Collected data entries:
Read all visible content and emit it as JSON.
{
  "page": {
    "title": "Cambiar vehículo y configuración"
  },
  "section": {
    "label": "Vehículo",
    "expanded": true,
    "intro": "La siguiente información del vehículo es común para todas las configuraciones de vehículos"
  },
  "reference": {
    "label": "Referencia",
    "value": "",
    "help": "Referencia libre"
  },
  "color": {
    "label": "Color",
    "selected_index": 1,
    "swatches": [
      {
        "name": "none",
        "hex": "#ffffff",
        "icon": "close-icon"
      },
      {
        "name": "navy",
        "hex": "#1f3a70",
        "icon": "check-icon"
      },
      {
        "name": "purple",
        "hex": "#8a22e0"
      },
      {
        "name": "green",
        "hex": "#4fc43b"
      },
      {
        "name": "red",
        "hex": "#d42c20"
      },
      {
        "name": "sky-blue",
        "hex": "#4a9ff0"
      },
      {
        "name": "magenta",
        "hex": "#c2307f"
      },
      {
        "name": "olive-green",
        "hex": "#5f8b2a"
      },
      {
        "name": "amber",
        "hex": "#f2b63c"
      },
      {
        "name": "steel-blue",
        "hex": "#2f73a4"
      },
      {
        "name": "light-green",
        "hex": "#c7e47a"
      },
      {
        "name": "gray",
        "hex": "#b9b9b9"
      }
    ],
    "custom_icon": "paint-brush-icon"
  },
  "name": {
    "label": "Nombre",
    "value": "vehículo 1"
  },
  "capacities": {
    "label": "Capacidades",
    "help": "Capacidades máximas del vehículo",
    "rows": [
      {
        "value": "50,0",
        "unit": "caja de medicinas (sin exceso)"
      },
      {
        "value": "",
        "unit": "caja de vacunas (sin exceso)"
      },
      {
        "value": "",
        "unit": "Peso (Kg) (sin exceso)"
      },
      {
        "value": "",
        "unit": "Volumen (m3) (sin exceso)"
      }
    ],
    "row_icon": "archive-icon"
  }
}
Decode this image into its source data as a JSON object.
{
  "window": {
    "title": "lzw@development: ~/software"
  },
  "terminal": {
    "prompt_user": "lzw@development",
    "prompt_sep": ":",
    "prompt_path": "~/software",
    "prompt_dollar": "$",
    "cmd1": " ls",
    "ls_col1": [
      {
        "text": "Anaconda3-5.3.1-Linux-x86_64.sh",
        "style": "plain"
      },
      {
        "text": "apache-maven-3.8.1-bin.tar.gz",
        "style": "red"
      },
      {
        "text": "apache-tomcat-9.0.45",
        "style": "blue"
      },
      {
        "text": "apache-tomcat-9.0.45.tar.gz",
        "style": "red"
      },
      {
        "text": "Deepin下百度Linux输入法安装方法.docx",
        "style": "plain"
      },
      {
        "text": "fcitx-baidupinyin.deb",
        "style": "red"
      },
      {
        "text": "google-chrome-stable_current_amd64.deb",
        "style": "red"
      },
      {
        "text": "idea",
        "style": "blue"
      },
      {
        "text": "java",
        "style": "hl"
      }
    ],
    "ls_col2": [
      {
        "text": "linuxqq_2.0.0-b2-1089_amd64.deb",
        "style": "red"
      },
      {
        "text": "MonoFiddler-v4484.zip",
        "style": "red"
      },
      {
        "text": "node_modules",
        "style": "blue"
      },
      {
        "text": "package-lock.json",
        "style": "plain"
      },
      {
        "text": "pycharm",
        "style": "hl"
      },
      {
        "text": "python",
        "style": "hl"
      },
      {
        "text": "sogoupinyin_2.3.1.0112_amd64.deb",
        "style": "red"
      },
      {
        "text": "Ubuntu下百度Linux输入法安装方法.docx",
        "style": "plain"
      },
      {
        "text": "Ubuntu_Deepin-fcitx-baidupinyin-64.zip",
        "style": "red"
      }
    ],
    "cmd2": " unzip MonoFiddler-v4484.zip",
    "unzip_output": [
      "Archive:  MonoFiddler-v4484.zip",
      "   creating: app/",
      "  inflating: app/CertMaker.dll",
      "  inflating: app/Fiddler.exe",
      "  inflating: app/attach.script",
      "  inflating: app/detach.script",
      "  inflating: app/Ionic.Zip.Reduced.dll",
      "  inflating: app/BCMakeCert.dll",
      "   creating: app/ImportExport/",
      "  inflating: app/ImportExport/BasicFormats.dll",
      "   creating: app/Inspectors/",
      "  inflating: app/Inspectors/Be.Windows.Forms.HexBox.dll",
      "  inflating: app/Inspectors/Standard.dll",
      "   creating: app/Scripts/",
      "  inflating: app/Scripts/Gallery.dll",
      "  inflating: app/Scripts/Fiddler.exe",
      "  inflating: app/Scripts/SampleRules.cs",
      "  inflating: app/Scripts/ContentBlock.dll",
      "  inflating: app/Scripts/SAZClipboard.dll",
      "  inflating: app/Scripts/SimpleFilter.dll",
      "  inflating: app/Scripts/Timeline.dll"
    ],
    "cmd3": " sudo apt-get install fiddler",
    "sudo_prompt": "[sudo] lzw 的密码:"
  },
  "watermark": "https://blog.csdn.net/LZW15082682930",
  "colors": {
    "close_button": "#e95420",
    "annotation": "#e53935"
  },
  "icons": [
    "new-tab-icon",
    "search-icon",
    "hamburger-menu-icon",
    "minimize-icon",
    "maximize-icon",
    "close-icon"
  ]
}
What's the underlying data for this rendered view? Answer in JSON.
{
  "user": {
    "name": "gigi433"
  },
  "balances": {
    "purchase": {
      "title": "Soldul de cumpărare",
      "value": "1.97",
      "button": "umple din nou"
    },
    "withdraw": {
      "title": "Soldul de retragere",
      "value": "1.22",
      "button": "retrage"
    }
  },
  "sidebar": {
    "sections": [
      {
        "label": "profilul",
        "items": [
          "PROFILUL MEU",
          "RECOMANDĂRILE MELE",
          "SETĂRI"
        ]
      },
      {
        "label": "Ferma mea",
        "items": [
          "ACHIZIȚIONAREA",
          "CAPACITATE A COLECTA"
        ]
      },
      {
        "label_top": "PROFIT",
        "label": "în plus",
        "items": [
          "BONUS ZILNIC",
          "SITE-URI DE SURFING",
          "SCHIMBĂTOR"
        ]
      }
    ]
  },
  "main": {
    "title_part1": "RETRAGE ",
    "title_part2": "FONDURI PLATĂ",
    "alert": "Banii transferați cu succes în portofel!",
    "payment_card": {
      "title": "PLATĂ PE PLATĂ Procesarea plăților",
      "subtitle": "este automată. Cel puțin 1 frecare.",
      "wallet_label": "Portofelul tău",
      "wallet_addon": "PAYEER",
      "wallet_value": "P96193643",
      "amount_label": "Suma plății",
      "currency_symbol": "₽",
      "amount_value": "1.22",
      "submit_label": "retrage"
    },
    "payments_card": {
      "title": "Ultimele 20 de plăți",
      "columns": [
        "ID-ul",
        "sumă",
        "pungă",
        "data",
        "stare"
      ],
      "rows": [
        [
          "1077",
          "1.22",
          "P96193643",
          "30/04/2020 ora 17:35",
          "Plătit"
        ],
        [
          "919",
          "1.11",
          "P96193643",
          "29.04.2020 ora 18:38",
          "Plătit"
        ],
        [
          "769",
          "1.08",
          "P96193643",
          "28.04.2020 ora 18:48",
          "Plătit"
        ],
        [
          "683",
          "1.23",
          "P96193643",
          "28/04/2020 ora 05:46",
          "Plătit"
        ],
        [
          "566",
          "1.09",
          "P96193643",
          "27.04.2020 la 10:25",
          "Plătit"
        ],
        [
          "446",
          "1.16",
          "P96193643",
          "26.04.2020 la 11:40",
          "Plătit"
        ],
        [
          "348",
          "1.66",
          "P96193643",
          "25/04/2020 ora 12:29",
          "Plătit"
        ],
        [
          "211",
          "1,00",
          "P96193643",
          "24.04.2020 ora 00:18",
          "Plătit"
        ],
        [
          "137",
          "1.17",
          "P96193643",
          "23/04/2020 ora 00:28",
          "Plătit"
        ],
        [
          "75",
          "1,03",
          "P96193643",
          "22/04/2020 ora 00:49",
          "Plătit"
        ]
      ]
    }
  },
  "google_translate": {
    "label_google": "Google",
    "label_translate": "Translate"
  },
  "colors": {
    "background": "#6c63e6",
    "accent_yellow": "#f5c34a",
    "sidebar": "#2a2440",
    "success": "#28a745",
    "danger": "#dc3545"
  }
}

> **PROBLEM TO SOLVE**
Copy each line of the data above that holds "development".

> **ANSWER TO THIS PROBLEM**
    "title": "lzw@development: ~/software"
    "prompt_user": "lzw@development",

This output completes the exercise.